(Stored records)
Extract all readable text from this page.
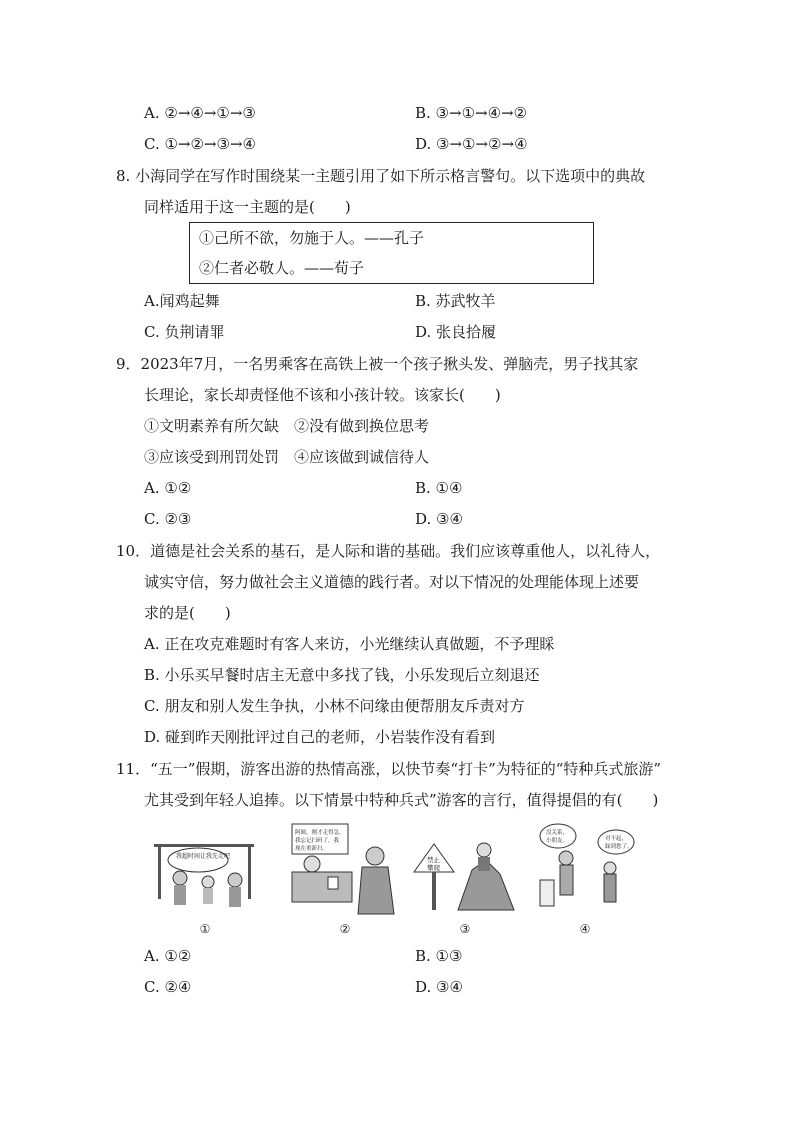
A. ②→④→①→③	B. ③→①→④→②
C. ①→②→③→④	D. ③→①→②→④
8. 小海同学在写作时围绕某一主题引用了如下所示格言警句。以下选项中的典故
同样适用于这一主题的是(　　)
①己所不欲，勿施于人。——孔子
②仁者必敬人。——荀子
A.闻鸡起舞	B. 苏武牧羊
C. 负荆请罪	D. 张良拾履
9．2023年7月，一名男乘客在高铁上被一个孩子揪头发、弹脑壳，男子找其家
长理论，家长却责怪他不该和小孩计较。该家长(　　)
①文明素养有所欠缺　②没有做到换位思考
③应该受到刑罚处罚　④应该做到诚信待人
A. ①②	B. ①④
C. ②③	D. ③④
10．道德是社会关系的基石，是人际和谐的基础。我们应该尊重他人，以礼待人，
诚实守信，努力做社会主义道德的践行者。对以下情况的处理能体现上述要
求的是(　　)
A. 正在攻克难题时有客人来访，小光继续认真做题，不予理睬
B. 小乐买早餐时店主无意中多找了钱，小乐发现后立刻退还
C. 朋友和别人发生争执，小林不问缘由便帮朋友斥责对方
D. 碰到昨天刚批评过自己的老师，小岩装作没有看到
11．“五一”假期，游客出游的热情高涨，以快节奏“打卡”为特征的“特种兵式旅游”
尤其受到年轻人追捧。以下情景中特种兵式”游客的言行，值得提倡的有(　　)
我超时间让我先走吧
①
阿姨，刚才走得急，
我忘记扫码了，我
现在重新扫。
②
禁止
攀爬
③
没关系，
小朋友。	对不起，
踩到您了。
④
A. ①②	B. ①③
C. ②④	D. ③④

§ **Given request**
The data above should be repeated exactly, minus any pictures.

§ **Answer below**
Extract all readable text from this page.
A. ②→④→①→③	B. ③→①→④→②
C. ①→②→③→④	D. ③→①→②→④
8. 小海同学在写作时围绕某一主题引用了如下所示格言警句。以下选项中的典故
同样适用于这一主题的是(　　)
①己所不欲，勿施于人。——孔子
②仁者必敬人。——荀子
A.闻鸡起舞	B. 苏武牧羊
C. 负荆请罪	D. 张良拾履
9．2023年7月，一名男乘客在高铁上被一个孩子揪头发、弹脑壳，男子找其家
长理论，家长却责怪他不该和小孩计较。该家长(　　)
①文明素养有所欠缺　②没有做到换位思考
③应该受到刑罚处罚　④应该做到诚信待人
A. ①②	B. ①④
C. ②③	D. ③④
10．道德是社会关系的基石，是人际和谐的基础。我们应该尊重他人，以礼待人，
诚实守信，努力做社会主义道德的践行者。对以下情况的处理能体现上述要
求的是(　　)
A. 正在攻克难题时有客人来访，小光继续认真做题，不予理睬
B. 小乐买早餐时店主无意中多找了钱，小乐发现后立刻退还
C. 朋友和别人发生争执，小林不问缘由便帮朋友斥责对方
D. 碰到昨天刚批评过自己的老师，小岩装作没有看到
11．“五一”假期，游客出游的热情高涨，以快节奏“打卡”为特征的“特种兵式旅游”
尤其受到年轻人追捧。以下情景中特种兵式”游客的言行，值得提倡的有(　　)
我超时间让我先走吧
①
阿姨，刚才走得急，
我忘记扫码了，我
现在重新扫。
②
禁止
攀爬
③
没关系，
小朋友。	对不起，
踩到您了。
④
A. ①②	B. ①③
C. ②④	D. ③④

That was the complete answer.